>> START Dataset extract
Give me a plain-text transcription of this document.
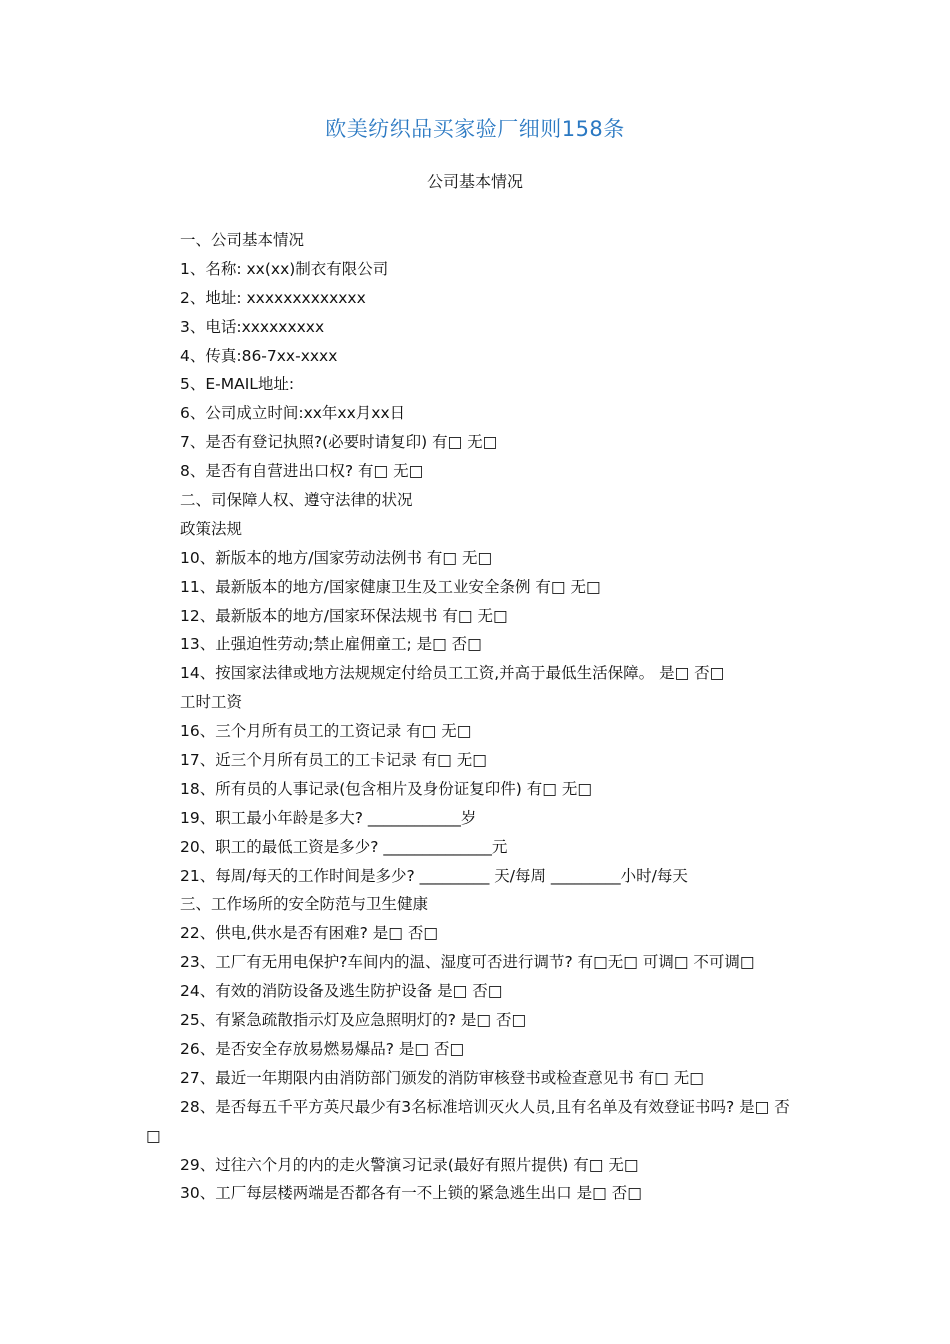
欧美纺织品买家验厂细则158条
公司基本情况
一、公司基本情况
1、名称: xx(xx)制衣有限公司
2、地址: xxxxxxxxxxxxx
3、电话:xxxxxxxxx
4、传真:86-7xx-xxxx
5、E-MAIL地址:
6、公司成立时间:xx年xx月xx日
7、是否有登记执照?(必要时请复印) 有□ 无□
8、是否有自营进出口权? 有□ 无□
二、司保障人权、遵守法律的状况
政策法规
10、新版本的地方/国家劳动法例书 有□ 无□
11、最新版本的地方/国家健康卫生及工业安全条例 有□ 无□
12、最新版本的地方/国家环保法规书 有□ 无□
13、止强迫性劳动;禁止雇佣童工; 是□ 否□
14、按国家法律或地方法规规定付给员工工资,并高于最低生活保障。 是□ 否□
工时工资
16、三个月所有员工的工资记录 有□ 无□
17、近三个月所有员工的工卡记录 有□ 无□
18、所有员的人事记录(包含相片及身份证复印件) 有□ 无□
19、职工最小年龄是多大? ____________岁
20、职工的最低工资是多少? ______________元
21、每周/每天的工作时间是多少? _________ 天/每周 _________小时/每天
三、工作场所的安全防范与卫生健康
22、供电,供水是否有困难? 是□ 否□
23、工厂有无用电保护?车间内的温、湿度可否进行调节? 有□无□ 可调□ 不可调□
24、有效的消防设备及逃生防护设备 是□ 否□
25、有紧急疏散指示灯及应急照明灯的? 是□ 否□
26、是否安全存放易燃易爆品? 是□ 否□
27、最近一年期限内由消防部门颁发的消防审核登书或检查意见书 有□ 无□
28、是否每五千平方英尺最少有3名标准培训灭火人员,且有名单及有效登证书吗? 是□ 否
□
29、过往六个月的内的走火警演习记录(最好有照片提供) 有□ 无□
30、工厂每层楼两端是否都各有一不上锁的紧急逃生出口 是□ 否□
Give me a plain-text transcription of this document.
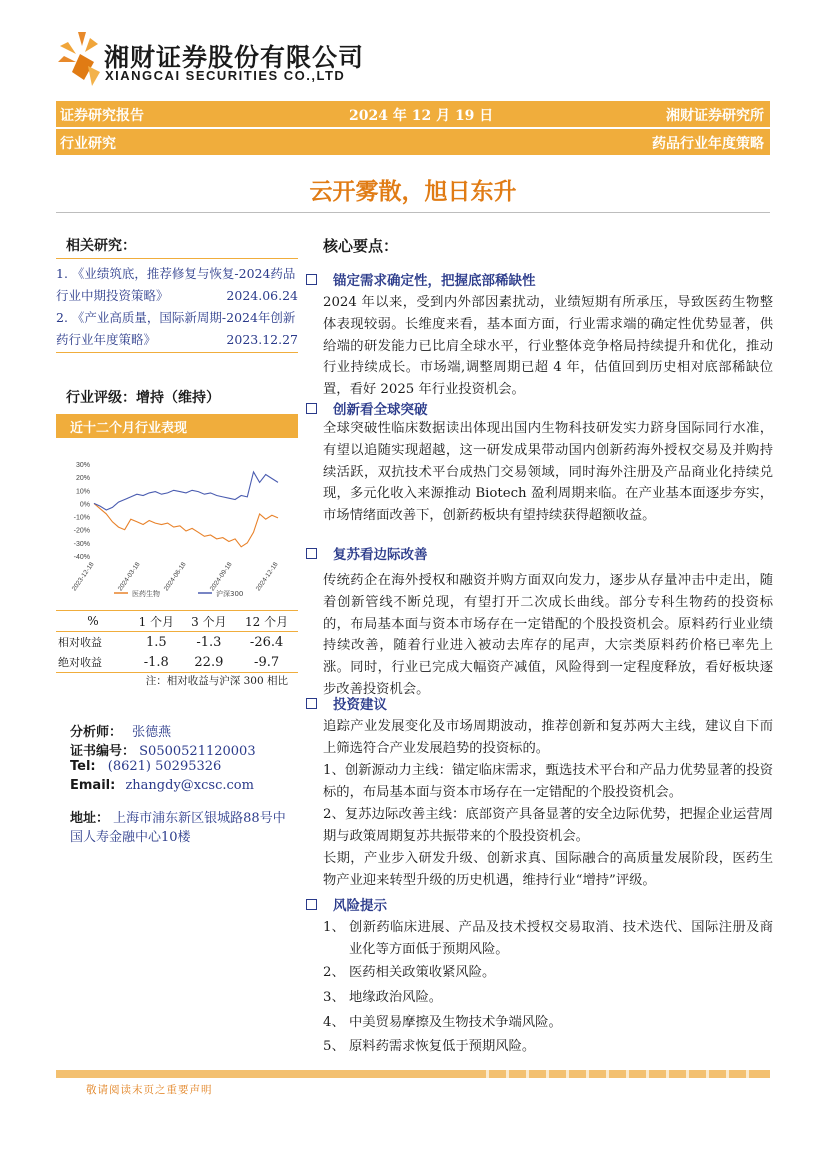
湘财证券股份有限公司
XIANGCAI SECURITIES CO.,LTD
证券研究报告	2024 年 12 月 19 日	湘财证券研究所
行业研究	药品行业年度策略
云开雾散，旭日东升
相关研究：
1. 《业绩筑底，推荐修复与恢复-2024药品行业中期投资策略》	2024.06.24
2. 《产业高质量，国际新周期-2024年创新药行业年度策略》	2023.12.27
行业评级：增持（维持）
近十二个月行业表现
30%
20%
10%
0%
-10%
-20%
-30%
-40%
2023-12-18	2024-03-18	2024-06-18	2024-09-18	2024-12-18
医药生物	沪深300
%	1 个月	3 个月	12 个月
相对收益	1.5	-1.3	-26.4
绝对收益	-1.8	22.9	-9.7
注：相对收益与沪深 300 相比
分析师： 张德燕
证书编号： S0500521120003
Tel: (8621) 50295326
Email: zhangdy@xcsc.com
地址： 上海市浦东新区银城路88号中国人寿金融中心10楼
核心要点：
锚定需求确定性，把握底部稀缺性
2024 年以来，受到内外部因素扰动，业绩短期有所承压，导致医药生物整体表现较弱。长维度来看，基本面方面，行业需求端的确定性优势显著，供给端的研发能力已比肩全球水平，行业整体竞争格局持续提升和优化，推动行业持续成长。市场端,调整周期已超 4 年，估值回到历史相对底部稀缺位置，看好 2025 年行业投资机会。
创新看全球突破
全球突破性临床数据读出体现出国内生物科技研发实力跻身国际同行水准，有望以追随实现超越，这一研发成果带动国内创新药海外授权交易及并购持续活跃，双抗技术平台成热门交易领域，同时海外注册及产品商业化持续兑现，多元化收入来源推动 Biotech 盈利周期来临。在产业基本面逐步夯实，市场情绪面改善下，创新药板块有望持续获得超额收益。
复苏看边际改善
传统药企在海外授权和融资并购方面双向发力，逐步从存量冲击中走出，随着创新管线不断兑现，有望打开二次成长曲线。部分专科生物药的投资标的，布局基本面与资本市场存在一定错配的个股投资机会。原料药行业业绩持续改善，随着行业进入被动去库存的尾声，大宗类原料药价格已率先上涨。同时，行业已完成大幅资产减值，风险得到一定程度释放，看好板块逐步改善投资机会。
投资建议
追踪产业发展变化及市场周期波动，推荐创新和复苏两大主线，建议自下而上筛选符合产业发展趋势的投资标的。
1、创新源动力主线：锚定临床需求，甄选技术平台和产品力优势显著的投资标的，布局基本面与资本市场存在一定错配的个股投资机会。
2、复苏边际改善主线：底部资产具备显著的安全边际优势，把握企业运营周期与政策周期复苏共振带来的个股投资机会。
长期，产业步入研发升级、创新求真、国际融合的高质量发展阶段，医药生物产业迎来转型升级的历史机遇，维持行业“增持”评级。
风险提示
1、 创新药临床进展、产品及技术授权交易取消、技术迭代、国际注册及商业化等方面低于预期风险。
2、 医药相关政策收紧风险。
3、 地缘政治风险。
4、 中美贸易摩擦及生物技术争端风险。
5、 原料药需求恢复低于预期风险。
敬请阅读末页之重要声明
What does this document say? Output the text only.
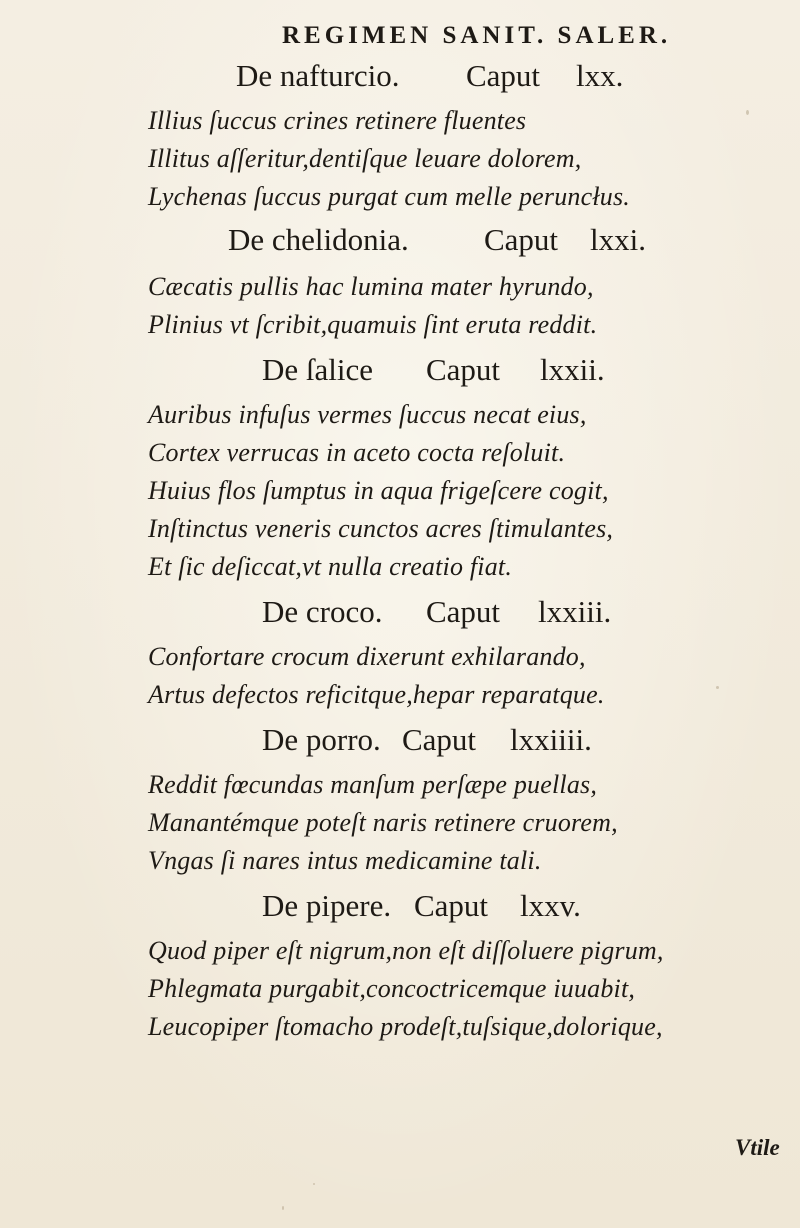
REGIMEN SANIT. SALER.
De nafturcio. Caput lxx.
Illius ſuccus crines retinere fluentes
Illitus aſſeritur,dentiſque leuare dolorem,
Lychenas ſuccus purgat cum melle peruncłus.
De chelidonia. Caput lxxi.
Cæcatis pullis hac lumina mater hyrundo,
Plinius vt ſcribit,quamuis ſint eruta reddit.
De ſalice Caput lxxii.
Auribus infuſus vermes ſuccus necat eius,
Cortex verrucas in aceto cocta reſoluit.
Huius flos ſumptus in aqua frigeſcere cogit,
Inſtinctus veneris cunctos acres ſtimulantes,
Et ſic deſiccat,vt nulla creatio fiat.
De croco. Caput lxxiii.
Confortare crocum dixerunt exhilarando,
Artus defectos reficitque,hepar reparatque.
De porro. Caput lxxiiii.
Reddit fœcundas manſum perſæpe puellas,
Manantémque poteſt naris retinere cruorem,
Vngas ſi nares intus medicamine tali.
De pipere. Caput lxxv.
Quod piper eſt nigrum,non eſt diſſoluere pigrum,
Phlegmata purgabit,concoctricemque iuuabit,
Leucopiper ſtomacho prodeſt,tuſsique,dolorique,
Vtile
>> END Dataset extract
Only lines with the string "retinere" belong in your answer; copy each one.

Illius ſuccus crines retinere fluentes
Manantémque poteſt naris retinere cruorem,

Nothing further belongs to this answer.